## WHAT YOU NEED TO DO
Using the entries that follow, state how many lines contain the word "услуг". The response is that number and nothing more.

## RECORD EXCERPTS

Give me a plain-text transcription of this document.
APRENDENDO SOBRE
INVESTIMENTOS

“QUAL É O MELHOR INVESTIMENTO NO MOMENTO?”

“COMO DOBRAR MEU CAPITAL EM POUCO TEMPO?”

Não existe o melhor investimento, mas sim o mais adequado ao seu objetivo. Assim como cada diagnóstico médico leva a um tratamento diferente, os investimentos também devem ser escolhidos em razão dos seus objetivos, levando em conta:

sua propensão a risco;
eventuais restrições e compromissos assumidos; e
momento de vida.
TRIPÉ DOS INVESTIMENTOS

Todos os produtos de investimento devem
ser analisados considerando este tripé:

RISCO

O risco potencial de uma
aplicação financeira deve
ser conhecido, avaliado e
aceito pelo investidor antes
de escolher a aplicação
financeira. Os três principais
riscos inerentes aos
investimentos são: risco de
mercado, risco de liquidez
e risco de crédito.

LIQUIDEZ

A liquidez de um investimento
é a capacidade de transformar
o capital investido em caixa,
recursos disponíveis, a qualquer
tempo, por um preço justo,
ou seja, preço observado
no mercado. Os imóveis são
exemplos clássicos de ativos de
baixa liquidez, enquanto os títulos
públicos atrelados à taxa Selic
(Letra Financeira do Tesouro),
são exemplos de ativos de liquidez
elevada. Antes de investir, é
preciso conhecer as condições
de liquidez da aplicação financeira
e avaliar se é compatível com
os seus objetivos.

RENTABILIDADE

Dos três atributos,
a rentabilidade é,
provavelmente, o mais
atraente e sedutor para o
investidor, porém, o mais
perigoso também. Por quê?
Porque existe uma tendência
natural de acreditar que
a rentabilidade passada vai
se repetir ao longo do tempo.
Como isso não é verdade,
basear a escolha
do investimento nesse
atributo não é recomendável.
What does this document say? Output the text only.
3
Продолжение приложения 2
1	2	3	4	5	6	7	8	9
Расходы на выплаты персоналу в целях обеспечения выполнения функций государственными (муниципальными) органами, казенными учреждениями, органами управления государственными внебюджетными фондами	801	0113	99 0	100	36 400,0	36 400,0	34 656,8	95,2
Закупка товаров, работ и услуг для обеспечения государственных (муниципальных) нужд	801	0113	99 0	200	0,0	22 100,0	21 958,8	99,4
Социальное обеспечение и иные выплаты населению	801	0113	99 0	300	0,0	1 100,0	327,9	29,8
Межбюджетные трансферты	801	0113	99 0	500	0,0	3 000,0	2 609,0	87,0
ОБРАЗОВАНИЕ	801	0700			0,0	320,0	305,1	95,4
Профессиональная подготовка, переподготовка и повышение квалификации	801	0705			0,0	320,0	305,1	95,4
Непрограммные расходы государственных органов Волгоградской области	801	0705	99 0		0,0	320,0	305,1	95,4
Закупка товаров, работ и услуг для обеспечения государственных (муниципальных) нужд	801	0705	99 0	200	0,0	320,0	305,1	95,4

## COMPLETE OUTPUT
2